* [Description of the task]:
Reproduce all the entries exactly.

* [Entries]:
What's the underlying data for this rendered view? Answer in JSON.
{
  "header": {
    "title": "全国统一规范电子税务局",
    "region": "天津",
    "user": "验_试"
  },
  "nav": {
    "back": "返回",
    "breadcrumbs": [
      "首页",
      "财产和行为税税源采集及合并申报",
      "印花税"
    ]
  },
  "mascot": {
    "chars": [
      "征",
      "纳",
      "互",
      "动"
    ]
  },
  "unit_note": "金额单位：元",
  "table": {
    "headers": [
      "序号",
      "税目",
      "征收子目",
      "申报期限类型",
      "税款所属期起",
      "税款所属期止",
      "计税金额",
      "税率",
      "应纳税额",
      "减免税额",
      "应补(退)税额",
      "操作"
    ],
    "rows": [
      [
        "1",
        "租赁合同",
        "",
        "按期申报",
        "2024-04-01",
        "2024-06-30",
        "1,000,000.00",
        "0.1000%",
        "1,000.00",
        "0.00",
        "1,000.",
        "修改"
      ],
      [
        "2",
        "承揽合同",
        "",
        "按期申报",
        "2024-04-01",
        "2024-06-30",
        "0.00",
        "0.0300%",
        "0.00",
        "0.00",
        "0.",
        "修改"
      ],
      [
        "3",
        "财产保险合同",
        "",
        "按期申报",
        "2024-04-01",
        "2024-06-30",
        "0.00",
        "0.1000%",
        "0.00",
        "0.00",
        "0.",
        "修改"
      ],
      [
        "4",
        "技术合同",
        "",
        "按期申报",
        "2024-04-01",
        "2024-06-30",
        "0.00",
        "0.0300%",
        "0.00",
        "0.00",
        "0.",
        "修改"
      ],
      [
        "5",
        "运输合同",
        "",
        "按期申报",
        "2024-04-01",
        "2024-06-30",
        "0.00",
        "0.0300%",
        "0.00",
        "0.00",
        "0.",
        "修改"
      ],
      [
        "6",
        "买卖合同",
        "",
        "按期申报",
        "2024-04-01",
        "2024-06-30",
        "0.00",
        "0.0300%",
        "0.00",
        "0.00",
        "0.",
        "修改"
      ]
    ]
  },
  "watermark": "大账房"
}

* [Exercise response]:
What's the underlying data for this rendered view? Answer in JSON.
{
  "header": {
    "title": "全国统一规范电子税务局",
    "region": "天津",
    "user": "验_试"
  },
  "nav": {
    "back": "返回",
    "breadcrumbs": [
      "首页",
      "财产和行为税税源采集及合并申报",
      "印花税"
    ]
  },
  "mascot": {
    "chars": [
      "征",
      "纳",
      "互",
      "动"
    ]
  },
  "unit_note": "金额单位：元",
  "table": {
    "headers": [
      "序号",
      "税目",
      "征收子目",
      "申报期限类型",
      "税款所属期起",
      "税款所属期止",
      "计税金额",
      "税率",
      "应纳税额",
      "减免税额",
      "应补(退)税额",
      "操作"
    ],
    "rows": [
      [
        "1",
        "租赁合同",
        "",
        "按期申报",
        "2024-04-01",
        "2024-06-30",
        "1,000,000.00",
        "0.1000%",
        "1,000.00",
        "0.00",
        "1,000.",
        "修改"
      ],
      [
        "2",
        "承揽合同",
        "",
        "按期申报",
        "2024-04-01",
        "2024-06-30",
        "0.00",
        "0.0300%",
        "0.00",
        "0.00",
        "0.",
        "修改"
      ],
      [
        "3",
        "财产保险合同",
        "",
        "按期申报",
        "2024-04-01",
        "2024-06-30",
        "0.00",
        "0.1000%",
        "0.00",
        "0.00",
        "0.",
        "修改"
      ],
      [
        "4",
        "技术合同",
        "",
        "按期申报",
        "2024-04-01",
        "2024-06-30",
        "0.00",
        "0.0300%",
        "0.00",
        "0.00",
        "0.",
        "修改"
      ],
      [
        "5",
        "运输合同",
        "",
        "按期申报",
        "2024-04-01",
        "2024-06-30",
        "0.00",
        "0.0300%",
        "0.00",
        "0.00",
        "0.",
        "修改"
      ],
      [
        "6",
        "买卖合同",
        "",
        "按期申报",
        "2024-04-01",
        "2024-06-30",
        "0.00",
        "0.0300%",
        "0.00",
        "0.00",
        "0.",
        "修改"
      ]
    ]
  },
  "watermark": "大账房"
}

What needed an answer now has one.